*Directions for this task*: Pictures stay out; everything else in the records below is copied exactly.

Data excerpts
__________
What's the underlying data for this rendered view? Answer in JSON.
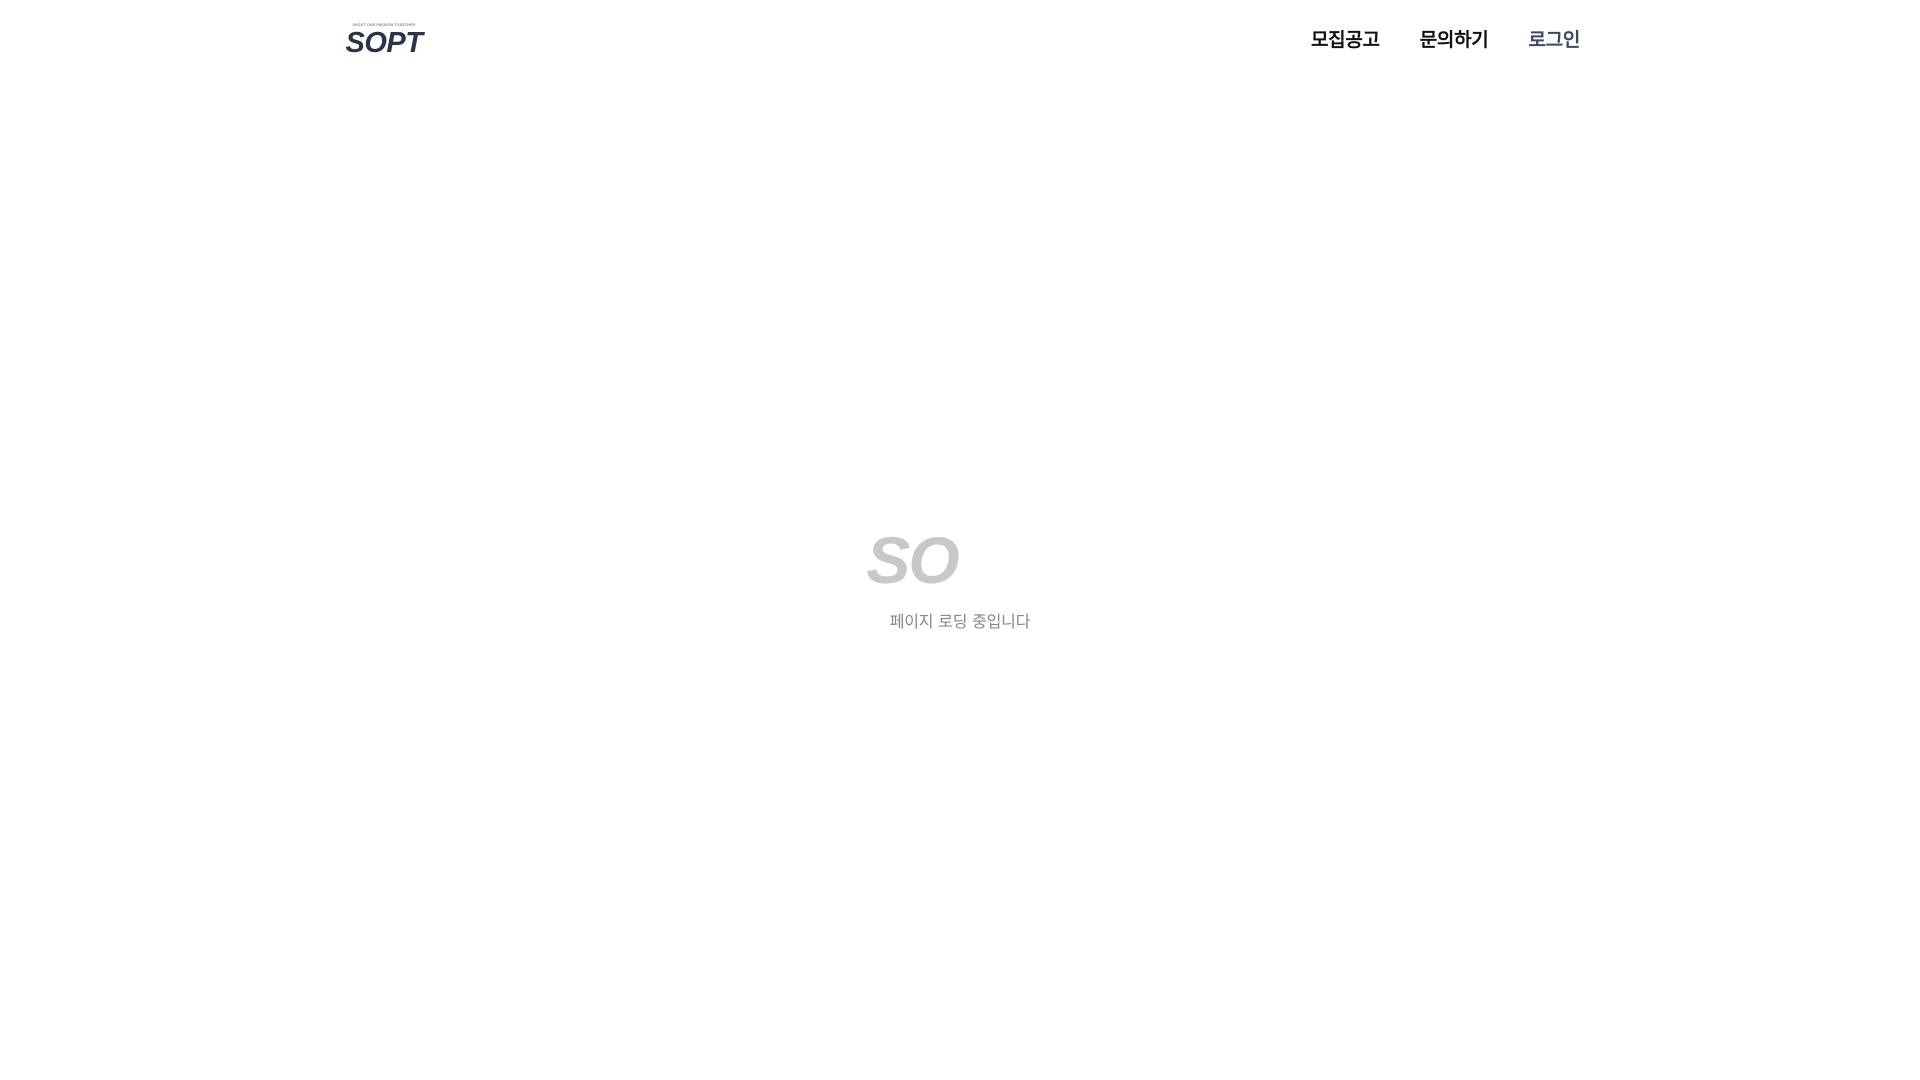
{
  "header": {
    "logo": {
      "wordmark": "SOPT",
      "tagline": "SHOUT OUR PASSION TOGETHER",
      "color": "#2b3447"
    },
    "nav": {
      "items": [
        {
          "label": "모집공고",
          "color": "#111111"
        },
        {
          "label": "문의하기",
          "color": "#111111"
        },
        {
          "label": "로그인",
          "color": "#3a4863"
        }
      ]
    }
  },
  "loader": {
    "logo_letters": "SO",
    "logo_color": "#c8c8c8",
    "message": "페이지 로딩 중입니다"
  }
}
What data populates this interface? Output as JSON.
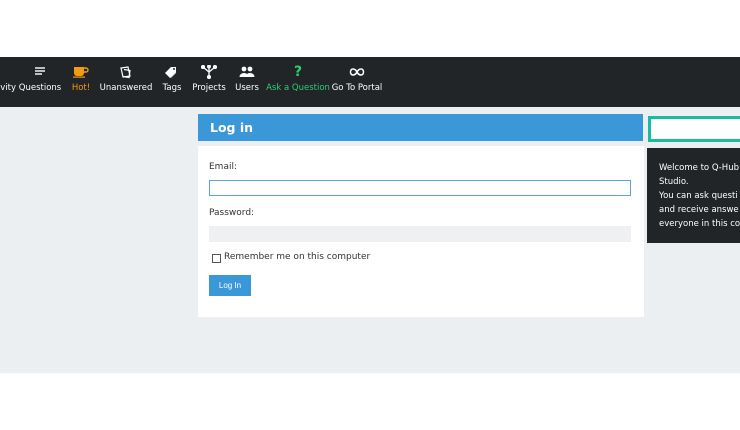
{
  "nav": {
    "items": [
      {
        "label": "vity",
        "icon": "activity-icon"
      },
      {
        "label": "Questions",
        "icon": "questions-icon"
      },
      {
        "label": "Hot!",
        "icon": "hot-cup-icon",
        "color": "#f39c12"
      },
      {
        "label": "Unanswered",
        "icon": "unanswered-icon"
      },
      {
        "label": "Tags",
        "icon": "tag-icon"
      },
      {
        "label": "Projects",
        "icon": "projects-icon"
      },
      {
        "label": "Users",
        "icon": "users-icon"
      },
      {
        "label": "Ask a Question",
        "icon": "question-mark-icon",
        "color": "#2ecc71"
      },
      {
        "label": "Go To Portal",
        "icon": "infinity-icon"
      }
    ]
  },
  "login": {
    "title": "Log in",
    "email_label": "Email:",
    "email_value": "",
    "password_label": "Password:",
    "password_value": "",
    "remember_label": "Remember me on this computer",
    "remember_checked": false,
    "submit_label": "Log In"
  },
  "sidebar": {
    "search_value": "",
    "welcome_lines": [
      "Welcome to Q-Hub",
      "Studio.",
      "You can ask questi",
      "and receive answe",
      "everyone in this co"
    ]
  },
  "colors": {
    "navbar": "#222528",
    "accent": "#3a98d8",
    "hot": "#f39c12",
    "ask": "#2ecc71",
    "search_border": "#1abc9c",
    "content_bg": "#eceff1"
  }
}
__________
*Final answer*:
What's the underlying data for this rendered view? Answer in JSON.
{
  "header": {
    "logo": {
      "wordmark": "SOPT",
      "tagline": "SHOUT OUR PASSION TOGETHER",
      "color": "#2b3447"
    },
    "nav": {
      "items": [
        {
          "label": "모집공고",
          "color": "#111111"
        },
        {
          "label": "문의하기",
          "color": "#111111"
        },
        {
          "label": "로그인",
          "color": "#3a4863"
        }
      ]
    }
  },
  "loader": {
    "logo_letters": "SO",
    "logo_color": "#c8c8c8",
    "message": "페이지 로딩 중입니다"
  }
}
What data populates this interface? Output as JSON.
{
  "nav": {
    "items": [
      {
        "label": "vity",
        "icon": "activity-icon"
      },
      {
        "label": "Questions",
        "icon": "questions-icon"
      },
      {
        "label": "Hot!",
        "icon": "hot-cup-icon",
        "color": "#f39c12"
      },
      {
        "label": "Unanswered",
        "icon": "unanswered-icon"
      },
      {
        "label": "Tags",
        "icon": "tag-icon"
      },
      {
        "label": "Projects",
        "icon": "projects-icon"
      },
      {
        "label": "Users",
        "icon": "users-icon"
      },
      {
        "label": "Ask a Question",
        "icon": "question-mark-icon",
        "color": "#2ecc71"
      },
      {
        "label": "Go To Portal",
        "icon": "infinity-icon"
      }
    ]
  },
  "login": {
    "title": "Log in",
    "email_label": "Email:",
    "email_value": "",
    "password_label": "Password:",
    "password_value": "",
    "remember_label": "Remember me on this computer",
    "remember_checked": false,
    "submit_label": "Log In"
  },
  "sidebar": {
    "search_value": "",
    "welcome_lines": [
      "Welcome to Q-Hub",
      "Studio.",
      "You can ask questi",
      "and receive answe",
      "everyone in this co"
    ]
  },
  "colors": {
    "navbar": "#222528",
    "accent": "#3a98d8",
    "hot": "#f39c12",
    "ask": "#2ecc71",
    "search_border": "#1abc9c",
    "content_bg": "#eceff1"
  }
}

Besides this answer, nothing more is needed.